#### Dataset excerpts

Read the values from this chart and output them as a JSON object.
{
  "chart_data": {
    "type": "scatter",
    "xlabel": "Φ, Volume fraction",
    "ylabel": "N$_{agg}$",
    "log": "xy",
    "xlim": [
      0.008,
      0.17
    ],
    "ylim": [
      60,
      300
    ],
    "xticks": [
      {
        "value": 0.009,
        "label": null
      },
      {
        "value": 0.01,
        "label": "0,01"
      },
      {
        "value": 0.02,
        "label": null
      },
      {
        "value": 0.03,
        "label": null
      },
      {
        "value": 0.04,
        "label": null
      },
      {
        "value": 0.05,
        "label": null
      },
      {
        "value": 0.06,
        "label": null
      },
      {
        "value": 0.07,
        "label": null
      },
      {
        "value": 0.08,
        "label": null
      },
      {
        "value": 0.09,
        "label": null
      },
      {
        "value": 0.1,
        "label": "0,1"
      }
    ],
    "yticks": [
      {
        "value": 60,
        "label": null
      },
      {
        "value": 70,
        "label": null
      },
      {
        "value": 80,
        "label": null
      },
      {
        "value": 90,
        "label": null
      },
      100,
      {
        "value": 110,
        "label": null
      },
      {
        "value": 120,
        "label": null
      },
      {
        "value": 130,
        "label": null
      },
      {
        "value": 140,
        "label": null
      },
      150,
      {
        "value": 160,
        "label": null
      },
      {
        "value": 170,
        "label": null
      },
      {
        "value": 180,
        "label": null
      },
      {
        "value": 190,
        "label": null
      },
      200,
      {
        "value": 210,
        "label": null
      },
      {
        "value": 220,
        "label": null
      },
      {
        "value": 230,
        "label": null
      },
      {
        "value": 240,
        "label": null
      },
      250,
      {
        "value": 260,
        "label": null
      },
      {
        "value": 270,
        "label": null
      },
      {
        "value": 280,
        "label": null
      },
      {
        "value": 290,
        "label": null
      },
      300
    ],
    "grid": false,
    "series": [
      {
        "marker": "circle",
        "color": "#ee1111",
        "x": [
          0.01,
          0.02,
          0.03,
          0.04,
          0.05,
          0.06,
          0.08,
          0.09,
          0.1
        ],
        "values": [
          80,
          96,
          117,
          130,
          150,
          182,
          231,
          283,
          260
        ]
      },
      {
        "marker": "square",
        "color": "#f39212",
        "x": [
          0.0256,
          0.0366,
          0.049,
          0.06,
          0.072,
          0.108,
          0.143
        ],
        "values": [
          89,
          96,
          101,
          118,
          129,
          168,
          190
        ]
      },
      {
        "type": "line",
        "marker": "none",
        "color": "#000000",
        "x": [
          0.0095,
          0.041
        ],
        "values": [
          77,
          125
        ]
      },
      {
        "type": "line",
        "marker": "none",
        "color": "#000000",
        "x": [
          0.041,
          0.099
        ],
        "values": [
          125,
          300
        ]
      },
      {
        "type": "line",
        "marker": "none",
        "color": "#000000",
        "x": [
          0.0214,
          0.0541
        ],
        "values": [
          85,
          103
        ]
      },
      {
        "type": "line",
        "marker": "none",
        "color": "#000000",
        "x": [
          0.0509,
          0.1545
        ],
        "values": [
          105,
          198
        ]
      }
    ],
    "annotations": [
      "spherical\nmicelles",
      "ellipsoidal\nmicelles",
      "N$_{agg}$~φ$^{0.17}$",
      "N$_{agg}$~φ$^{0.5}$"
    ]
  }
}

########

Write every record out again, unaltered.

Read the values from this chart and output them as a JSON object.
{
  "chart_data": {
    "type": "scatter",
    "xlabel": "Φ, Volume fraction",
    "ylabel": "N$_{agg}$",
    "log": "xy",
    "xlim": [
      0.008,
      0.17
    ],
    "ylim": [
      60,
      300
    ],
    "xticks": [
      {
        "value": 0.009,
        "label": null
      },
      {
        "value": 0.01,
        "label": "0,01"
      },
      {
        "value": 0.02,
        "label": null
      },
      {
        "value": 0.03,
        "label": null
      },
      {
        "value": 0.04,
        "label": null
      },
      {
        "value": 0.05,
        "label": null
      },
      {
        "value": 0.06,
        "label": null
      },
      {
        "value": 0.07,
        "label": null
      },
      {
        "value": 0.08,
        "label": null
      },
      {
        "value": 0.09,
        "label": null
      },
      {
        "value": 0.1,
        "label": "0,1"
      }
    ],
    "yticks": [
      {
        "value": 60,
        "label": null
      },
      {
        "value": 70,
        "label": null
      },
      {
        "value": 80,
        "label": null
      },
      {
        "value": 90,
        "label": null
      },
      100,
      {
        "value": 110,
        "label": null
      },
      {
        "value": 120,
        "label": null
      },
      {
        "value": 130,
        "label": null
      },
      {
        "value": 140,
        "label": null
      },
      150,
      {
        "value": 160,
        "label": null
      },
      {
        "value": 170,
        "label": null
      },
      {
        "value": 180,
        "label": null
      },
      {
        "value": 190,
        "label": null
      },
      200,
      {
        "value": 210,
        "label": null
      },
      {
        "value": 220,
        "label": null
      },
      {
        "value": 230,
        "label": null
      },
      {
        "value": 240,
        "label": null
      },
      250,
      {
        "value": 260,
        "label": null
      },
      {
        "value": 270,
        "label": null
      },
      {
        "value": 280,
        "label": null
      },
      {
        "value": 290,
        "label": null
      },
      300
    ],
    "grid": false,
    "series": [
      {
        "marker": "circle",
        "color": "#ee1111",
        "x": [
          0.01,
          0.02,
          0.03,
          0.04,
          0.05,
          0.06,
          0.08,
          0.09,
          0.1
        ],
        "values": [
          80,
          96,
          117,
          130,
          150,
          182,
          231,
          283,
          260
        ]
      },
      {
        "marker": "square",
        "color": "#f39212",
        "x": [
          0.0256,
          0.0366,
          0.049,
          0.06,
          0.072,
          0.108,
          0.143
        ],
        "values": [
          89,
          96,
          101,
          118,
          129,
          168,
          190
        ]
      },
      {
        "type": "line",
        "marker": "none",
        "color": "#000000",
        "x": [
          0.0095,
          0.041
        ],
        "values": [
          77,
          125
        ]
      },
      {
        "type": "line",
        "marker": "none",
        "color": "#000000",
        "x": [
          0.041,
          0.099
        ],
        "values": [
          125,
          300
        ]
      },
      {
        "type": "line",
        "marker": "none",
        "color": "#000000",
        "x": [
          0.0214,
          0.0541
        ],
        "values": [
          85,
          103
        ]
      },
      {
        "type": "line",
        "marker": "none",
        "color": "#000000",
        "x": [
          0.0509,
          0.1545
        ],
        "values": [
          105,
          198
        ]
      }
    ],
    "annotations": [
      "spherical\nmicelles",
      "ellipsoidal\nmicelles",
      "N$_{agg}$~φ$^{0.17}$",
      "N$_{agg}$~φ$^{0.5}$"
    ]
  }
}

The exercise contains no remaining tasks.